■ DATA TO USE:
☆ ☆ ☆ ☆

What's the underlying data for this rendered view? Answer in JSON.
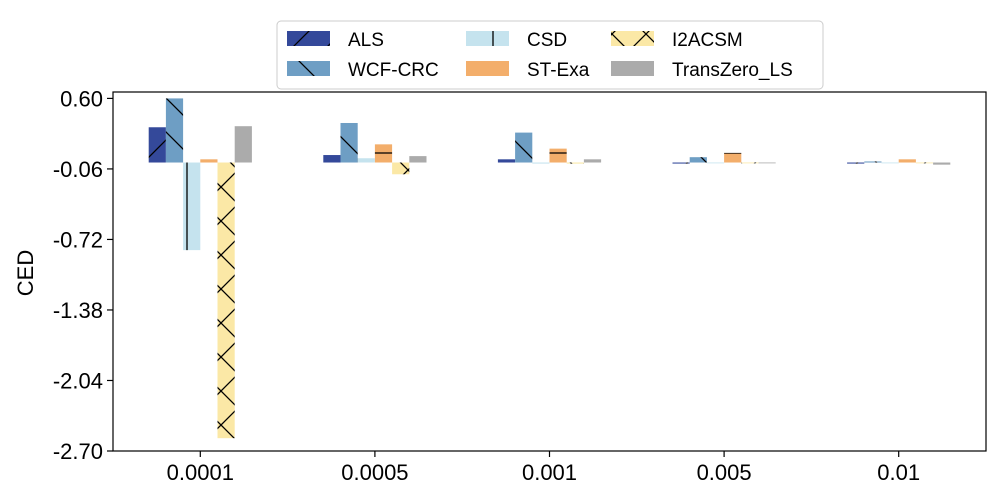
{
  "chart_data": {
    "type": "bar",
    "ylabel": "CED",
    "xlabel": "",
    "categories": [
      "0.0001",
      "0.0005",
      "0.001",
      "0.005",
      "0.01"
    ],
    "yticks": [
      "0.60",
      "-0.06",
      "-0.72",
      "-1.38",
      "-2.04",
      "-2.70"
    ],
    "ylim": [
      -2.7,
      0.66
    ],
    "grid": false,
    "legend_position": "top-center",
    "series": [
      {
        "name": "ALS",
        "color": "#34499a",
        "hatch": "/",
        "values": [
          0.33,
          0.07,
          0.03,
          -0.01,
          -0.01
        ]
      },
      {
        "name": "WCF-CRC",
        "color": "#6e9ec4",
        "hatch": "\\",
        "values": [
          0.6,
          0.37,
          0.28,
          0.05,
          0.01
        ]
      },
      {
        "name": "CSD",
        "color": "#c5e3ee",
        "hatch": "|",
        "values": [
          -0.82,
          0.04,
          -0.01,
          0.0,
          0.0
        ]
      },
      {
        "name": "ST-Exa",
        "color": "#f3ae6b",
        "hatch": "-",
        "values": [
          0.03,
          0.17,
          0.13,
          0.09,
          0.03
        ]
      },
      {
        "name": "I2ACSM",
        "color": "#fbe8a6",
        "hatch": "x",
        "values": [
          -2.58,
          -0.11,
          -0.01,
          0.0,
          0.0
        ]
      },
      {
        "name": "TransZero_LS",
        "color": "#ababab",
        "hatch": ".",
        "values": [
          0.34,
          0.06,
          0.03,
          0.0,
          -0.02
        ]
      }
    ]
  }
}
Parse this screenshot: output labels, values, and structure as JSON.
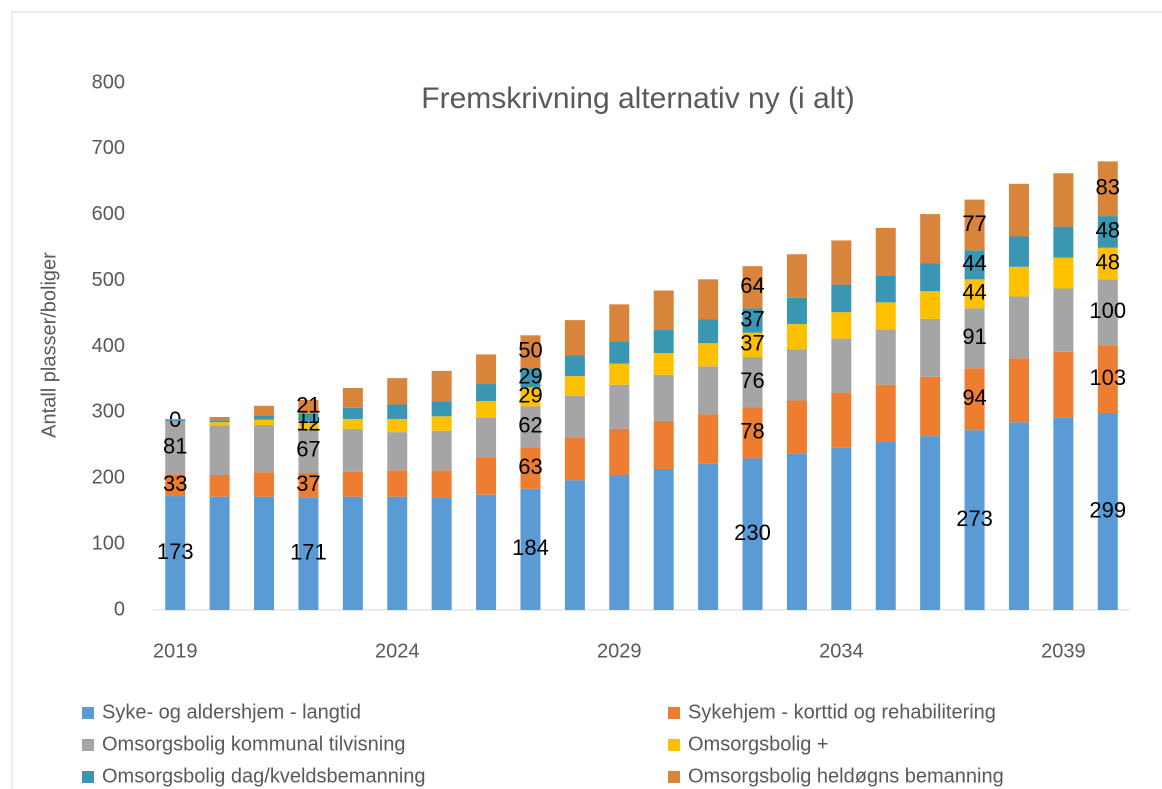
{
  "chart_data": {
    "type": "stacked_bar",
    "title": "Fremskrivning alternativ ny (i alt)",
    "y_label": "Antall plasser/boliger",
    "categories": [
      "2019",
      null,
      null,
      null,
      null,
      "2024",
      null,
      null,
      null,
      null,
      "2029",
      null,
      null,
      null,
      null,
      "2034",
      null,
      null,
      null,
      null,
      "2039",
      null
    ],
    "ylim": [
      0,
      800
    ],
    "yticks": [
      0,
      100,
      200,
      300,
      400,
      500,
      600,
      700,
      800
    ],
    "grid": false,
    "legend": "bottom",
    "series": [
      {
        "name": "Syke- og aldershjem - langtid",
        "color": "#5b9bd5",
        "values": [
          173,
          172,
          172,
          171,
          172,
          172,
          170,
          175,
          184,
          197,
          205,
          214,
          222,
          230,
          238,
          247,
          255,
          264,
          273,
          285,
          292,
          299
        ],
        "value_labels": [
          "173",
          null,
          null,
          "171",
          null,
          null,
          null,
          null,
          "184",
          null,
          null,
          null,
          null,
          "230",
          null,
          null,
          null,
          null,
          "273",
          null,
          null,
          "299"
        ]
      },
      {
        "name": "Sykehjem - korttid og rehabilitering",
        "color": "#ed7d31",
        "values": [
          33,
          33,
          37,
          37,
          38,
          40,
          42,
          57,
          63,
          65,
          70,
          73,
          75,
          78,
          80,
          83,
          87,
          90,
          94,
          97,
          100,
          103
        ],
        "value_labels": [
          "33",
          null,
          null,
          "37",
          null,
          null,
          null,
          null,
          "63",
          null,
          null,
          null,
          null,
          "78",
          null,
          null,
          null,
          null,
          "94",
          null,
          null,
          "103"
        ]
      },
      {
        "name": "Omsorgsbolig kommunal tilvisning",
        "color": "#a5a5a5",
        "values": [
          81,
          75,
          72,
          67,
          65,
          58,
          60,
          60,
          62,
          63,
          67,
          70,
          73,
          76,
          78,
          82,
          84,
          88,
          91,
          94,
          96,
          100
        ],
        "value_labels": [
          "81",
          null,
          null,
          "67",
          null,
          null,
          null,
          null,
          "62",
          null,
          null,
          null,
          null,
          "76",
          null,
          null,
          null,
          null,
          "91",
          null,
          null,
          "100"
        ]
      },
      {
        "name": "Omsorgsbolig +",
        "color": "#ffc000",
        "values": [
          0,
          5,
          8,
          12,
          15,
          20,
          22,
          25,
          29,
          30,
          32,
          33,
          35,
          37,
          38,
          40,
          41,
          42,
          44,
          45,
          47,
          48
        ],
        "value_labels": [
          "0",
          null,
          null,
          "12",
          null,
          null,
          null,
          null,
          "29",
          null,
          null,
          null,
          null,
          "37",
          null,
          null,
          null,
          null,
          "44",
          null,
          null,
          "48"
        ]
      },
      {
        "name": "Omsorgsbolig dag/kveldsbemanning",
        "color": "#3a97b3",
        "values": [
          2,
          3,
          6,
          11,
          17,
          22,
          23,
          26,
          29,
          32,
          34,
          35,
          36,
          37,
          40,
          42,
          41,
          42,
          44,
          46,
          47,
          48
        ],
        "value_labels": [
          null,
          null,
          null,
          "11",
          null,
          null,
          null,
          null,
          "29",
          null,
          null,
          null,
          null,
          "37",
          null,
          null,
          null,
          null,
          "44",
          null,
          null,
          "48"
        ]
      },
      {
        "name": "Omsorgsbolig heldøgns bemanning",
        "color": "#d9843b",
        "values": [
          1,
          5,
          15,
          21,
          30,
          40,
          46,
          45,
          50,
          53,
          56,
          60,
          61,
          64,
          66,
          67,
          72,
          75,
          77,
          80,
          81,
          83
        ],
        "value_labels": [
          null,
          null,
          null,
          "21",
          null,
          null,
          null,
          null,
          "50",
          null,
          null,
          null,
          null,
          "64",
          null,
          null,
          null,
          null,
          "77",
          null,
          null,
          "83"
        ]
      }
    ]
  }
}
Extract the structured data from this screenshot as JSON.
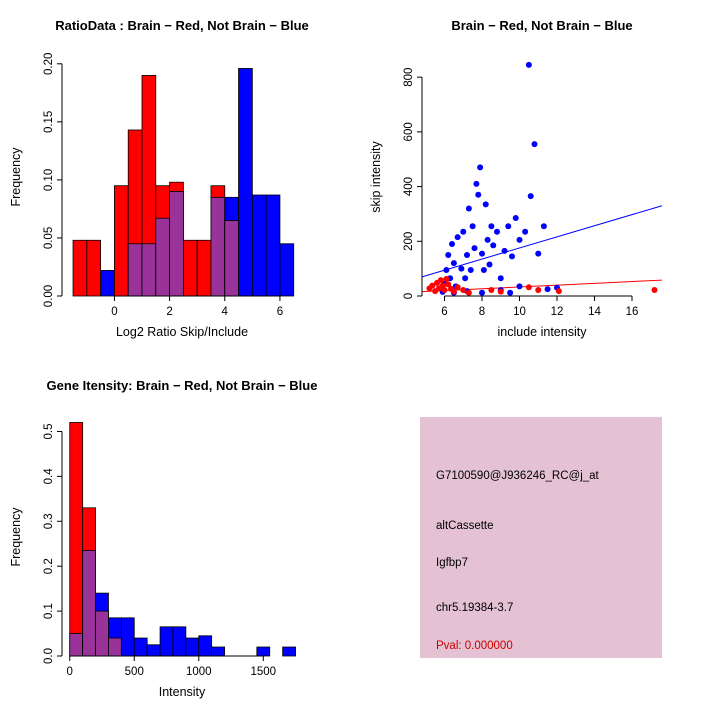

☆ ☆ ☆ ☆

■ EXERCISE DESCRIPTION: All of the entries above should be duplicated exactly, except for the pictures.

■ TASK RESULT:
What's the underlying data for this rendered view? Answer in JSON.
{
  "chart_data": {
    "type": "bar",
    "ylabel": "CED",
    "xlabel": "",
    "categories": [
      "0.0001",
      "0.0005",
      "0.001",
      "0.005",
      "0.01"
    ],
    "yticks": [
      "0.60",
      "-0.06",
      "-0.72",
      "-1.38",
      "-2.04",
      "-2.70"
    ],
    "ylim": [
      -2.7,
      0.66
    ],
    "grid": false,
    "legend_position": "top-center",
    "series": [
      {
        "name": "ALS",
        "color": "#34499a",
        "hatch": "/",
        "values": [
          0.33,
          0.07,
          0.03,
          -0.01,
          -0.01
        ]
      },
      {
        "name": "WCF-CRC",
        "color": "#6e9ec4",
        "hatch": "\\",
        "values": [
          0.6,
          0.37,
          0.28,
          0.05,
          0.01
        ]
      },
      {
        "name": "CSD",
        "color": "#c5e3ee",
        "hatch": "|",
        "values": [
          -0.82,
          0.04,
          -0.01,
          0.0,
          0.0
        ]
      },
      {
        "name": "ST-Exa",
        "color": "#f3ae6b",
        "hatch": "-",
        "values": [
          0.03,
          0.17,
          0.13,
          0.09,
          0.03
        ]
      },
      {
        "name": "I2ACSM",
        "color": "#fbe8a6",
        "hatch": "x",
        "values": [
          -2.58,
          -0.11,
          -0.01,
          0.0,
          0.0
        ]
      },
      {
        "name": "TransZero_LS",
        "color": "#ababab",
        "hatch": ".",
        "values": [
          0.34,
          0.06,
          0.03,
          0.0,
          -0.02
        ]
      }
    ]
  }
}
Parse this screenshot: output labels, values, and structure as JSON.
{
  "chart_data": {
    "type": "stacked_bar",
    "title": "Fremskrivning alternativ ny (i alt)",
    "y_label": "Antall plasser/boliger",
    "categories": [
      "2019",
      null,
      null,
      null,
      null,
      "2024",
      null,
      null,
      null,
      null,
      "2029",
      null,
      null,
      null,
      null,
      "2034",
      null,
      null,
      null,
      null,
      "2039",
      null
    ],
    "ylim": [
      0,
      800
    ],
    "yticks": [
      0,
      100,
      200,
      300,
      400,
      500,
      600,
      700,
      800
    ],
    "grid": false,
    "legend": "bottom",
    "series": [
      {
        "name": "Syke- og aldershjem - langtid",
        "color": "#5b9bd5",
        "values": [
          173,
          172,
          172,
          171,
          172,
          172,
          170,
          175,
          184,
          197,
          205,
          214,
          222,
          230,
          238,
          247,
          255,
          264,
          273,
          285,
          292,
          299
        ],
        "value_labels": [
          "173",
          null,
          null,
          "171",
          null,
          null,
          null,
          null,
          "184",
          null,
          null,
          null,
          null,
          "230",
          null,
          null,
          null,
          null,
          "273",
          null,
          null,
          "299"
        ]
      },
      {
        "name": "Sykehjem - korttid og rehabilitering",
        "color": "#ed7d31",
        "values": [
          33,
          33,
          37,
          37,
          38,
          40,
          42,
          57,
          63,
          65,
          70,
          73,
          75,
          78,
          80,
          83,
          87,
          90,
          94,
          97,
          100,
          103
        ],
        "value_labels": [
          "33",
          null,
          null,
          "37",
          null,
          null,
          null,
          null,
          "63",
          null,
          null,
          null,
          null,
          "78",
          null,
          null,
          null,
          null,
          "94",
          null,
          null,
          "103"
        ]
      },
      {
        "name": "Omsorgsbolig kommunal tilvisning",
        "color": "#a5a5a5",
        "values": [
          81,
          75,
          72,
          67,
          65,
          58,
          60,
          60,
          62,
          63,
          67,
          70,
          73,
          76,
          78,
          82,
          84,
          88,
          91,
          94,
          96,
          100
        ],
        "value_labels": [
          "81",
          null,
          null,
          "67",
          null,
          null,
          null,
          null,
          "62",
          null,
          null,
          null,
          null,
          "76",
          null,
          null,
          null,
          null,
          "91",
          null,
          null,
          "100"
        ]
      },
      {
        "name": "Omsorgsbolig +",
        "color": "#ffc000",
        "values": [
          0,
          5,
          8,
          12,
          15,
          20,
          22,
          25,
          29,
          30,
          32,
          33,
          35,
          37,
          38,
          40,
          41,
          42,
          44,
          45,
          47,
          48
        ],
        "value_labels": [
          "0",
          null,
          null,
          "12",
          null,
          null,
          null,
          null,
          "29",
          null,
          null,
          null,
          null,
          "37",
          null,
          null,
          null,
          null,
          "44",
          null,
          null,
          "48"
        ]
      },
      {
        "name": "Omsorgsbolig dag/kveldsbemanning",
        "color": "#3a97b3",
        "values": [
          2,
          3,
          6,
          11,
          17,
          22,
          23,
          26,
          29,
          32,
          34,
          35,
          36,
          37,
          40,
          42,
          41,
          42,
          44,
          46,
          47,
          48
        ],
        "value_labels": [
          null,
          null,
          null,
          "11",
          null,
          null,
          null,
          null,
          "29",
          null,
          null,
          null,
          null,
          "37",
          null,
          null,
          null,
          null,
          "44",
          null,
          null,
          "48"
        ]
      },
      {
        "name": "Omsorgsbolig heldøgns bemanning",
        "color": "#d9843b",
        "values": [
          1,
          5,
          15,
          21,
          30,
          40,
          46,
          45,
          50,
          53,
          56,
          60,
          61,
          64,
          66,
          67,
          72,
          75,
          77,
          80,
          81,
          83
        ],
        "value_labels": [
          null,
          null,
          null,
          "21",
          null,
          null,
          null,
          null,
          "50",
          null,
          null,
          null,
          null,
          "64",
          null,
          null,
          null,
          null,
          "77",
          null,
          null,
          "83"
        ]
      }
    ]
  }
}
Extract the structured data from this screenshot as JSON.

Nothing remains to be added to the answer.